PROBLEM DESCRIPTION:
Work out how many lines of the listing hold the string "Consumer", then answer with that number and nothing else.
+===+
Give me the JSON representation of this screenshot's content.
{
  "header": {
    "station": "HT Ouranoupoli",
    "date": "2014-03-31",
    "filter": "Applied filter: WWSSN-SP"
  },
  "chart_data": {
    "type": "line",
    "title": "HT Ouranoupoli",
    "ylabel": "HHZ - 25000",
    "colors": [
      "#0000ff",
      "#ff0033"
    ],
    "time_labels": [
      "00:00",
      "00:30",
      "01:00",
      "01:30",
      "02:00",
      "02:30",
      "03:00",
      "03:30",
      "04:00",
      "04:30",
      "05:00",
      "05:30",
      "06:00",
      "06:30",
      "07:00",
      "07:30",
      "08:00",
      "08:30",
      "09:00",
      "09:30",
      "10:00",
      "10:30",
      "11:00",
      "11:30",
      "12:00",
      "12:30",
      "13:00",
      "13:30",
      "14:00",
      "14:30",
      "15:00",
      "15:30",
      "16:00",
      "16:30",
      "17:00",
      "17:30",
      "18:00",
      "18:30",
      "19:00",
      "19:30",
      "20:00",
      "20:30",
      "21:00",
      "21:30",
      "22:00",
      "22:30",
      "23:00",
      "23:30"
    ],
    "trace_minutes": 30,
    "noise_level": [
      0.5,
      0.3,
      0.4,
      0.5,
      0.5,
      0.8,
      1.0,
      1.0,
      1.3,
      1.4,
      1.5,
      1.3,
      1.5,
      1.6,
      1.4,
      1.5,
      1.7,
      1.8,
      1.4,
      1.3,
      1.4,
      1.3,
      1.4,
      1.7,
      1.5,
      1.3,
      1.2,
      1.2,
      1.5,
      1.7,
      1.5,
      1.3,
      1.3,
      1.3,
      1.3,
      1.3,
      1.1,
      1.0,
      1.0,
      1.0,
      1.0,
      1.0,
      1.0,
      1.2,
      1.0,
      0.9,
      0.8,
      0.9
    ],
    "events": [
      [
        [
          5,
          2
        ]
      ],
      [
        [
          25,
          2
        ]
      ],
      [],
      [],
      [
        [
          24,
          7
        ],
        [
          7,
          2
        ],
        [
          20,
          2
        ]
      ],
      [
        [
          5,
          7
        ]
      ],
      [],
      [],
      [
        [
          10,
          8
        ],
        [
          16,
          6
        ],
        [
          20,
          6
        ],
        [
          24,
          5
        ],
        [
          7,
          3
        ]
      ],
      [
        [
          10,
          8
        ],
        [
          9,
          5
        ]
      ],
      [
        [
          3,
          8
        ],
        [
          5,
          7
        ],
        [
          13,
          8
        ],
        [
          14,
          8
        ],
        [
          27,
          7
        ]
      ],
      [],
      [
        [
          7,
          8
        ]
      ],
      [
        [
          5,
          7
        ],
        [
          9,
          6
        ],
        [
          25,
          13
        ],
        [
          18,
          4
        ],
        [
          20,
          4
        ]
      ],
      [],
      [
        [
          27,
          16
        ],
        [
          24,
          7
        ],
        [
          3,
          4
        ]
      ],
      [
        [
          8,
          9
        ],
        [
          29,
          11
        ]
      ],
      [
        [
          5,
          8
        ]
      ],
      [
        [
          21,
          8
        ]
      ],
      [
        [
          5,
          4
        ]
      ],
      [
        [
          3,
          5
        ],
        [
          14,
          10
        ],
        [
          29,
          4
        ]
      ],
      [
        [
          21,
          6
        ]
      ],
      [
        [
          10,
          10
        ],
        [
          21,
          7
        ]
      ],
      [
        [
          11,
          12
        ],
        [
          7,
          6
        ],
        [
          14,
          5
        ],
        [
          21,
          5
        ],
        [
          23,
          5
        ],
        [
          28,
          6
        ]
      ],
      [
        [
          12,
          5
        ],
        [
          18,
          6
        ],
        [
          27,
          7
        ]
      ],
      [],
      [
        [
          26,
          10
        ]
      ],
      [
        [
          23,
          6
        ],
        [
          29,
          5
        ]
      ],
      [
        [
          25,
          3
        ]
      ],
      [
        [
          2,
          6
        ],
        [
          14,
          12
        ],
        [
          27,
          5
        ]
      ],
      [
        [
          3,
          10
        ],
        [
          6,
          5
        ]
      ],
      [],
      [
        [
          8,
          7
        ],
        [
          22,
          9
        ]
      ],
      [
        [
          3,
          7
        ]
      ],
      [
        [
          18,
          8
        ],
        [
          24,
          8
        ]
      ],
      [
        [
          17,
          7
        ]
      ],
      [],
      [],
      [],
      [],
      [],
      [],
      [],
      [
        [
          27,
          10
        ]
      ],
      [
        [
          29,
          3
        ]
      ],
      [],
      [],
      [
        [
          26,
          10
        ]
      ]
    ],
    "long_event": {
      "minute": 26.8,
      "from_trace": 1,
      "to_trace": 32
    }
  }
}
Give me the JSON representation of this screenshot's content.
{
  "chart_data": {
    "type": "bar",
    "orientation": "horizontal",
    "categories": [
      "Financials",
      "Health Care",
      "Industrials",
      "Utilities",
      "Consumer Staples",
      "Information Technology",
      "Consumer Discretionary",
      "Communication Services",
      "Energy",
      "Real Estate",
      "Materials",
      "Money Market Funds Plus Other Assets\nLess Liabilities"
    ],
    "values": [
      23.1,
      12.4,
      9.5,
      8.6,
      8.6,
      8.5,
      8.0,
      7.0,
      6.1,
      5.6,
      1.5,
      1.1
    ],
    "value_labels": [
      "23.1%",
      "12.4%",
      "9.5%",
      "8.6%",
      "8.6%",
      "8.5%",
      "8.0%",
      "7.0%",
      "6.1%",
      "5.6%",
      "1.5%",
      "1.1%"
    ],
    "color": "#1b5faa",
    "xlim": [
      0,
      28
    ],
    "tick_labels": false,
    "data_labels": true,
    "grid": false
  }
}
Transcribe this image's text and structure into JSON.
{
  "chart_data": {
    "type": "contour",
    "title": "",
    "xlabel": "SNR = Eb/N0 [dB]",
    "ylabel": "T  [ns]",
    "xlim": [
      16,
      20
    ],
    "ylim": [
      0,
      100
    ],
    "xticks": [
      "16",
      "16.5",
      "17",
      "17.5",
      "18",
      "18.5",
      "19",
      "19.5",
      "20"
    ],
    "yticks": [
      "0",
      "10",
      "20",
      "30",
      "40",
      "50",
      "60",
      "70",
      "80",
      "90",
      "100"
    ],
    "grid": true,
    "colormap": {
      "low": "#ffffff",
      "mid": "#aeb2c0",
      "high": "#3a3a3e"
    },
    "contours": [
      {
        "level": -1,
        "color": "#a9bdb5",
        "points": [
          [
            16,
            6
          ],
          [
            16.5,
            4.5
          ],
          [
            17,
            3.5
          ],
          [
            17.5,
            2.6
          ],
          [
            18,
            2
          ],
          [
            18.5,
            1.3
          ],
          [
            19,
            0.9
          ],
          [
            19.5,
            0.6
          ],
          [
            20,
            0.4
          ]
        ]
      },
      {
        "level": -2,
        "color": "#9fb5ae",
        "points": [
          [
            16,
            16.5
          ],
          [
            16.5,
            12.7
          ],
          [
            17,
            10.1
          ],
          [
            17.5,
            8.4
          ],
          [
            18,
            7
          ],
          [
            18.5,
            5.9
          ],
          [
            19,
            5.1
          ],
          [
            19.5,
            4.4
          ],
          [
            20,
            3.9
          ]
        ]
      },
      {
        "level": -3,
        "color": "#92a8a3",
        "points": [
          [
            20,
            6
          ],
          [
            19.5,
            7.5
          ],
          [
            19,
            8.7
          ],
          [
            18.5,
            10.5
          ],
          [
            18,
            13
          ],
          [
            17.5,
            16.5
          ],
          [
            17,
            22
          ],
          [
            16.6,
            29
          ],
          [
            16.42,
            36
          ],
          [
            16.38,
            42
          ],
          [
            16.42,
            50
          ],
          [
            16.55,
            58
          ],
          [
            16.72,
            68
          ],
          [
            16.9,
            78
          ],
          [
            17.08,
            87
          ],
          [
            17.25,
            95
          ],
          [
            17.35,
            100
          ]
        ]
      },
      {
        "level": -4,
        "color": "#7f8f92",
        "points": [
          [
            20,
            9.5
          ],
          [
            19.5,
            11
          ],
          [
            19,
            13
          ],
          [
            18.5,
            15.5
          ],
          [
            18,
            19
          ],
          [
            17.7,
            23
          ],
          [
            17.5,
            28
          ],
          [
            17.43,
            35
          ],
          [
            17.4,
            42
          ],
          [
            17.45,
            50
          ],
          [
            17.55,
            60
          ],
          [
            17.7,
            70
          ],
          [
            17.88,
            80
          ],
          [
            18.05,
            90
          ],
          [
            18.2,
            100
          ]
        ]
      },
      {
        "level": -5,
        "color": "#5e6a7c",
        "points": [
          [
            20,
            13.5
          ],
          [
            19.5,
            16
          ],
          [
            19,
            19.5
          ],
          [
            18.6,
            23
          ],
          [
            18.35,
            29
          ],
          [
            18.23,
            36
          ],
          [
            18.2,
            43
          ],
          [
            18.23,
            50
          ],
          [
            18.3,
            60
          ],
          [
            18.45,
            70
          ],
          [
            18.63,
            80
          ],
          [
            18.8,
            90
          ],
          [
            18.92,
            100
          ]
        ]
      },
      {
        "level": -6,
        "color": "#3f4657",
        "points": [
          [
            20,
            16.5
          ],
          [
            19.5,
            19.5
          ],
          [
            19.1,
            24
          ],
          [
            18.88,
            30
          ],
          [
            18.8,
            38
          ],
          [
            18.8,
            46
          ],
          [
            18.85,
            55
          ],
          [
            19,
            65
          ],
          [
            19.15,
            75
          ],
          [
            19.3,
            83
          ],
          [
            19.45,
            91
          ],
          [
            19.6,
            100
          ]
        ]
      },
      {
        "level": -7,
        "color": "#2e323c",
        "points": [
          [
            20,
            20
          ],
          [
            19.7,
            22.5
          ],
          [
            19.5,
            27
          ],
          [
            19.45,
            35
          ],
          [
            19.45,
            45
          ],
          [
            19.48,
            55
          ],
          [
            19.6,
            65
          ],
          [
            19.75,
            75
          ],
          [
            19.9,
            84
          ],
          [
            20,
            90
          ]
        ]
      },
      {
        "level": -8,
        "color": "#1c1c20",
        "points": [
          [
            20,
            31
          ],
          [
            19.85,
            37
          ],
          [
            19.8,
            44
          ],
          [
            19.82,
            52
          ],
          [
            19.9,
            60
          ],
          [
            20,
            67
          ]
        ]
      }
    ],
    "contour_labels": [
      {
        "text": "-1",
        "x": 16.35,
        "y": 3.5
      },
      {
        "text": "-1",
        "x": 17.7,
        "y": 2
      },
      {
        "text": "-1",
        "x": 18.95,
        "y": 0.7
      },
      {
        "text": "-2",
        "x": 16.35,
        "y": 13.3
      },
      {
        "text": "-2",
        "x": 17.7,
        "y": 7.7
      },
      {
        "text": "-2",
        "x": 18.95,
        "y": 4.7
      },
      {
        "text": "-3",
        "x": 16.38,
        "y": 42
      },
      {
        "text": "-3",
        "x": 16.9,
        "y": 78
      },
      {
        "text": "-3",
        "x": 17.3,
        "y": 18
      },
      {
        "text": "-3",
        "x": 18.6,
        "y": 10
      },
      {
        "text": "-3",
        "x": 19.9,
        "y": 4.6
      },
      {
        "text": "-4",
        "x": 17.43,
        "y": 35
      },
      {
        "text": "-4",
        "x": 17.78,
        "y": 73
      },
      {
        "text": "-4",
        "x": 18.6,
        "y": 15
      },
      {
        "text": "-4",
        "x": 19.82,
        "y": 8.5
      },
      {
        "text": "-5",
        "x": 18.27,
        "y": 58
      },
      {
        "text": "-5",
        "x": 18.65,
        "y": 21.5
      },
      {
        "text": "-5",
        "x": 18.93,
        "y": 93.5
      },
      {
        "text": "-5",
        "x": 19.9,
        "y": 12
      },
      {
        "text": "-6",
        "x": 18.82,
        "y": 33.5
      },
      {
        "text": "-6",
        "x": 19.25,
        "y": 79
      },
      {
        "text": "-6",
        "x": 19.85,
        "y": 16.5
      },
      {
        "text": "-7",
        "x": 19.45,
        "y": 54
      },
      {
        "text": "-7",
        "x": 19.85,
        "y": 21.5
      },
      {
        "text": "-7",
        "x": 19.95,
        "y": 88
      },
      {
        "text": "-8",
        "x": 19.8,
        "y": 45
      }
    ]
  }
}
+===+
TASK ANSWER:
2